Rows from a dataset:
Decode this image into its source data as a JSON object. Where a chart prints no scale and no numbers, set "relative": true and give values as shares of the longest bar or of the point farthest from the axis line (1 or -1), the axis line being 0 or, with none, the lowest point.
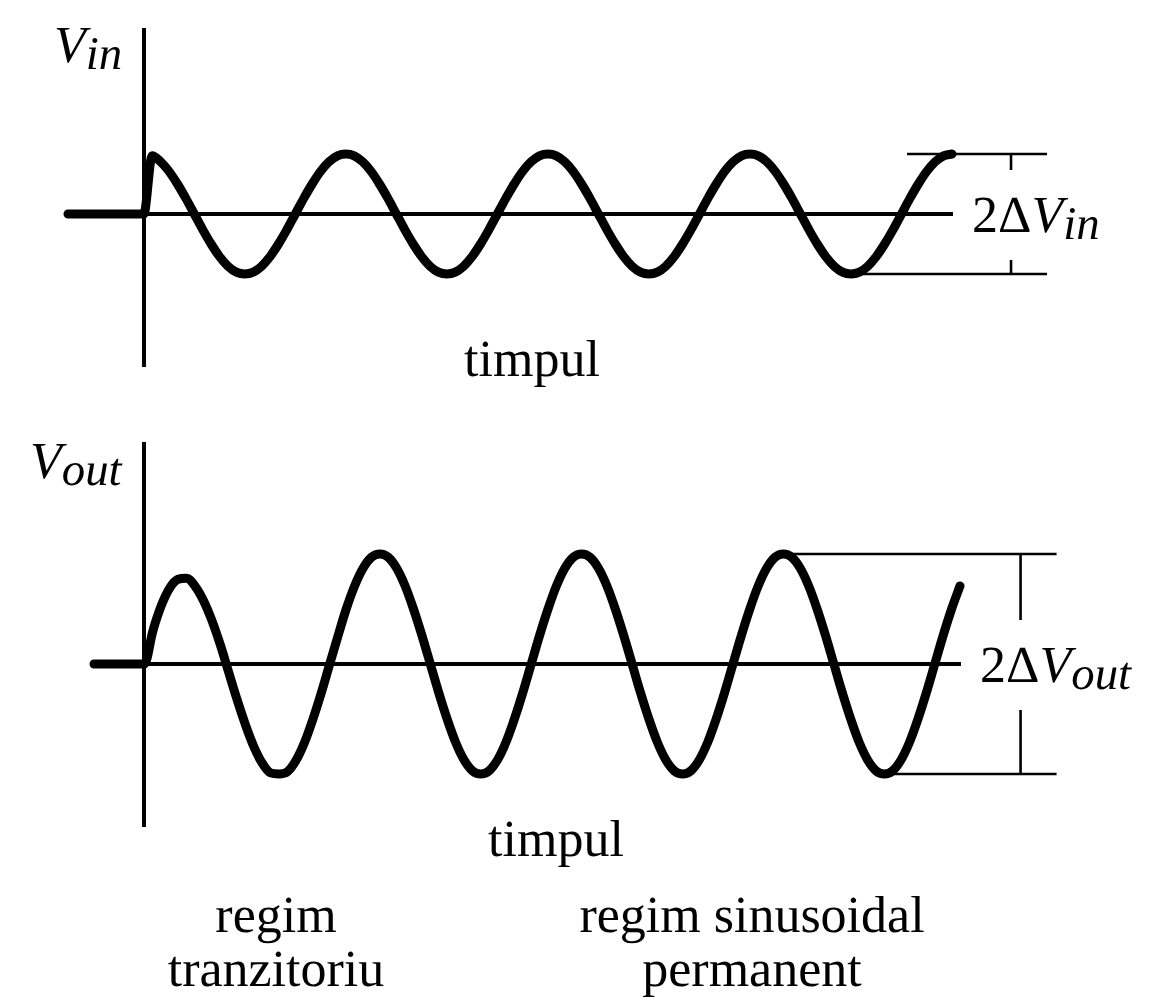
{
  "chart_data": [
    {
      "type": "line",
      "relative": true,
      "ylabel": "V$_{in}$",
      "xlabel": "timpul",
      "annotations": [
        "2ΔV$_{in}$"
      ],
      "categories": [
        null,
        null,
        null,
        null,
        null,
        null,
        null,
        null,
        null,
        null,
        null,
        null,
        null,
        null,
        null,
        null,
        null,
        null,
        null,
        null,
        null,
        null,
        null,
        null,
        null,
        null,
        null,
        null,
        null,
        null,
        null,
        null,
        null,
        null,
        null,
        null,
        null,
        null,
        null,
        null,
        null,
        null,
        null,
        null,
        null,
        null,
        null,
        null,
        null,
        null,
        null,
        null,
        null,
        null,
        null,
        null,
        null,
        null,
        null,
        null,
        null,
        null,
        null,
        null,
        null,
        null,
        null,
        null,
        null,
        null,
        null,
        null,
        null,
        null,
        null,
        null,
        null,
        null,
        null,
        null,
        null,
        null,
        null,
        null,
        null,
        null,
        null,
        null,
        null,
        null,
        null,
        null,
        null,
        null,
        null,
        null,
        null,
        null,
        null,
        null,
        null,
        null,
        null,
        null,
        null,
        null
      ],
      "series": [
        {
          "color": "#000000",
          "values": [
            0,
            0,
            0,
            0,
            0,
            0,
            0,
            0,
            0,
            0,
            0.97,
            0.87,
            0.71,
            0.5,
            0.26,
            0,
            -0.26,
            -0.5,
            -0.71,
            -0.87,
            -0.97,
            -1,
            -0.97,
            -0.87,
            -0.71,
            -0.5,
            -0.26,
            0,
            0.26,
            0.5,
            0.71,
            0.87,
            0.97,
            1,
            0.97,
            0.87,
            0.71,
            0.5,
            0.26,
            0,
            -0.26,
            -0.5,
            -0.71,
            -0.87,
            -0.97,
            -1,
            -0.97,
            -0.87,
            -0.71,
            -0.5,
            -0.26,
            0,
            0.26,
            0.5,
            0.71,
            0.87,
            0.97,
            1,
            0.97,
            0.87,
            0.71,
            0.5,
            0.26,
            0,
            -0.26,
            -0.5,
            -0.71,
            -0.87,
            -0.97,
            -1,
            -0.97,
            -0.87,
            -0.71,
            -0.5,
            -0.26,
            0,
            0.26,
            0.5,
            0.71,
            0.87,
            0.97,
            1,
            0.97,
            0.87,
            0.71,
            0.5,
            0.26,
            0,
            -0.26,
            -0.5,
            -0.71,
            -0.87,
            -0.97,
            -1,
            -0.97,
            -0.87,
            -0.71,
            -0.5,
            -0.26,
            0,
            0.26,
            0.5,
            0.71,
            0.87,
            0.97,
            1
          ]
        }
      ]
    },
    {
      "type": "line",
      "relative": true,
      "ylabel": "V$_{out}$",
      "xlabel": "timpul",
      "annotations": [
        "2ΔV$_{out}$",
        "regim tranzitoriu",
        "regim sinusoidal permanent"
      ],
      "categories": [
        null,
        null,
        null,
        null,
        null,
        null,
        null,
        null,
        null,
        null,
        null,
        null,
        null,
        null,
        null,
        null,
        null,
        null,
        null,
        null,
        null,
        null,
        null,
        null,
        null,
        null,
        null,
        null,
        null,
        null,
        null,
        null,
        null,
        null,
        null,
        null,
        null,
        null,
        null,
        null,
        null,
        null,
        null,
        null,
        null,
        null,
        null,
        null,
        null,
        null,
        null,
        null,
        null,
        null,
        null,
        null,
        null,
        null,
        null,
        null,
        null,
        null,
        null,
        null,
        null,
        null,
        null,
        null,
        null,
        null,
        null,
        null,
        null,
        null,
        null,
        null,
        null,
        null,
        null,
        null,
        null,
        null,
        null,
        null,
        null,
        null,
        null,
        null,
        null,
        null,
        null,
        null,
        null,
        null,
        null,
        null,
        null,
        null,
        null,
        null,
        null,
        null,
        null,
        null
      ],
      "series": [
        {
          "color": "#000000",
          "values": [
            0,
            0,
            0,
            0,
            0,
            0,
            0,
            0.3,
            0.53,
            0.69,
            0.77,
            0.78,
            0.71,
            0.58,
            0.4,
            0.18,
            -0.07,
            -0.32,
            -0.55,
            -0.75,
            -0.9,
            -0.99,
            -1,
            -0.98,
            -0.88,
            -0.72,
            -0.51,
            -0.27,
            -0.01,
            0.25,
            0.5,
            0.71,
            0.87,
            0.97,
            1,
            0.97,
            0.87,
            0.71,
            0.5,
            0.26,
            0,
            -0.26,
            -0.5,
            -0.71,
            -0.87,
            -0.97,
            -1,
            -0.97,
            -0.87,
            -0.71,
            -0.5,
            -0.26,
            0,
            0.26,
            0.5,
            0.71,
            0.87,
            0.97,
            1,
            0.97,
            0.87,
            0.71,
            0.5,
            0.26,
            0,
            -0.26,
            -0.5,
            -0.71,
            -0.87,
            -0.97,
            -1,
            -0.97,
            -0.87,
            -0.71,
            -0.5,
            -0.26,
            0,
            0.26,
            0.5,
            0.71,
            0.87,
            0.97,
            1,
            0.97,
            0.87,
            0.71,
            0.5,
            0.26,
            0,
            -0.26,
            -0.5,
            -0.71,
            -0.87,
            -0.97,
            -1,
            -0.97,
            -0.87,
            -0.71,
            -0.5,
            -0.26,
            0,
            0.26,
            0.5,
            0.71
          ]
        }
      ]
    }
  ]
}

**What is expected**
Output the full set of records above without changing a word, and drop the images.

**Full response**
Decode this image into its source data as a JSON object. Where a chart prints no scale and no numbers, set "relative": true and give values as shares of the longest bar or of the point farthest from the axis line (1 or -1), the axis line being 0 or, with none, the lowest point.
{
  "chart_data": [
    {
      "type": "line",
      "relative": true,
      "ylabel": "V$_{in}$",
      "xlabel": "timpul",
      "annotations": [
        "2ΔV$_{in}$"
      ],
      "categories": [
        null,
        null,
        null,
        null,
        null,
        null,
        null,
        null,
        null,
        null,
        null,
        null,
        null,
        null,
        null,
        null,
        null,
        null,
        null,
        null,
        null,
        null,
        null,
        null,
        null,
        null,
        null,
        null,
        null,
        null,
        null,
        null,
        null,
        null,
        null,
        null,
        null,
        null,
        null,
        null,
        null,
        null,
        null,
        null,
        null,
        null,
        null,
        null,
        null,
        null,
        null,
        null,
        null,
        null,
        null,
        null,
        null,
        null,
        null,
        null,
        null,
        null,
        null,
        null,
        null,
        null,
        null,
        null,
        null,
        null,
        null,
        null,
        null,
        null,
        null,
        null,
        null,
        null,
        null,
        null,
        null,
        null,
        null,
        null,
        null,
        null,
        null,
        null,
        null,
        null,
        null,
        null,
        null,
        null,
        null,
        null,
        null,
        null,
        null,
        null,
        null,
        null,
        null,
        null,
        null,
        null
      ],
      "series": [
        {
          "color": "#000000",
          "values": [
            0,
            0,
            0,
            0,
            0,
            0,
            0,
            0,
            0,
            0,
            0.97,
            0.87,
            0.71,
            0.5,
            0.26,
            0,
            -0.26,
            -0.5,
            -0.71,
            -0.87,
            -0.97,
            -1,
            -0.97,
            -0.87,
            -0.71,
            -0.5,
            -0.26,
            0,
            0.26,
            0.5,
            0.71,
            0.87,
            0.97,
            1,
            0.97,
            0.87,
            0.71,
            0.5,
            0.26,
            0,
            -0.26,
            -0.5,
            -0.71,
            -0.87,
            -0.97,
            -1,
            -0.97,
            -0.87,
            -0.71,
            -0.5,
            -0.26,
            0,
            0.26,
            0.5,
            0.71,
            0.87,
            0.97,
            1,
            0.97,
            0.87,
            0.71,
            0.5,
            0.26,
            0,
            -0.26,
            -0.5,
            -0.71,
            -0.87,
            -0.97,
            -1,
            -0.97,
            -0.87,
            -0.71,
            -0.5,
            -0.26,
            0,
            0.26,
            0.5,
            0.71,
            0.87,
            0.97,
            1,
            0.97,
            0.87,
            0.71,
            0.5,
            0.26,
            0,
            -0.26,
            -0.5,
            -0.71,
            -0.87,
            -0.97,
            -1,
            -0.97,
            -0.87,
            -0.71,
            -0.5,
            -0.26,
            0,
            0.26,
            0.5,
            0.71,
            0.87,
            0.97,
            1
          ]
        }
      ]
    },
    {
      "type": "line",
      "relative": true,
      "ylabel": "V$_{out}$",
      "xlabel": "timpul",
      "annotations": [
        "2ΔV$_{out}$",
        "regim tranzitoriu",
        "regim sinusoidal permanent"
      ],
      "categories": [
        null,
        null,
        null,
        null,
        null,
        null,
        null,
        null,
        null,
        null,
        null,
        null,
        null,
        null,
        null,
        null,
        null,
        null,
        null,
        null,
        null,
        null,
        null,
        null,
        null,
        null,
        null,
        null,
        null,
        null,
        null,
        null,
        null,
        null,
        null,
        null,
        null,
        null,
        null,
        null,
        null,
        null,
        null,
        null,
        null,
        null,
        null,
        null,
        null,
        null,
        null,
        null,
        null,
        null,
        null,
        null,
        null,
        null,
        null,
        null,
        null,
        null,
        null,
        null,
        null,
        null,
        null,
        null,
        null,
        null,
        null,
        null,
        null,
        null,
        null,
        null,
        null,
        null,
        null,
        null,
        null,
        null,
        null,
        null,
        null,
        null,
        null,
        null,
        null,
        null,
        null,
        null,
        null,
        null,
        null,
        null,
        null,
        null,
        null,
        null,
        null,
        null,
        null,
        null
      ],
      "series": [
        {
          "color": "#000000",
          "values": [
            0,
            0,
            0,
            0,
            0,
            0,
            0,
            0.3,
            0.53,
            0.69,
            0.77,
            0.78,
            0.71,
            0.58,
            0.4,
            0.18,
            -0.07,
            -0.32,
            -0.55,
            -0.75,
            -0.9,
            -0.99,
            -1,
            -0.98,
            -0.88,
            -0.72,
            -0.51,
            -0.27,
            -0.01,
            0.25,
            0.5,
            0.71,
            0.87,
            0.97,
            1,
            0.97,
            0.87,
            0.71,
            0.5,
            0.26,
            0,
            -0.26,
            -0.5,
            -0.71,
            -0.87,
            -0.97,
            -1,
            -0.97,
            -0.87,
            -0.71,
            -0.5,
            -0.26,
            0,
            0.26,
            0.5,
            0.71,
            0.87,
            0.97,
            1,
            0.97,
            0.87,
            0.71,
            0.5,
            0.26,
            0,
            -0.26,
            -0.5,
            -0.71,
            -0.87,
            -0.97,
            -1,
            -0.97,
            -0.87,
            -0.71,
            -0.5,
            -0.26,
            0,
            0.26,
            0.5,
            0.71,
            0.87,
            0.97,
            1,
            0.97,
            0.87,
            0.71,
            0.5,
            0.26,
            0,
            -0.26,
            -0.5,
            -0.71,
            -0.87,
            -0.97,
            -1,
            -0.97,
            -0.87,
            -0.71,
            -0.5,
            -0.26,
            0,
            0.26,
            0.5,
            0.71
          ]
        }
      ]
    }
  ]
}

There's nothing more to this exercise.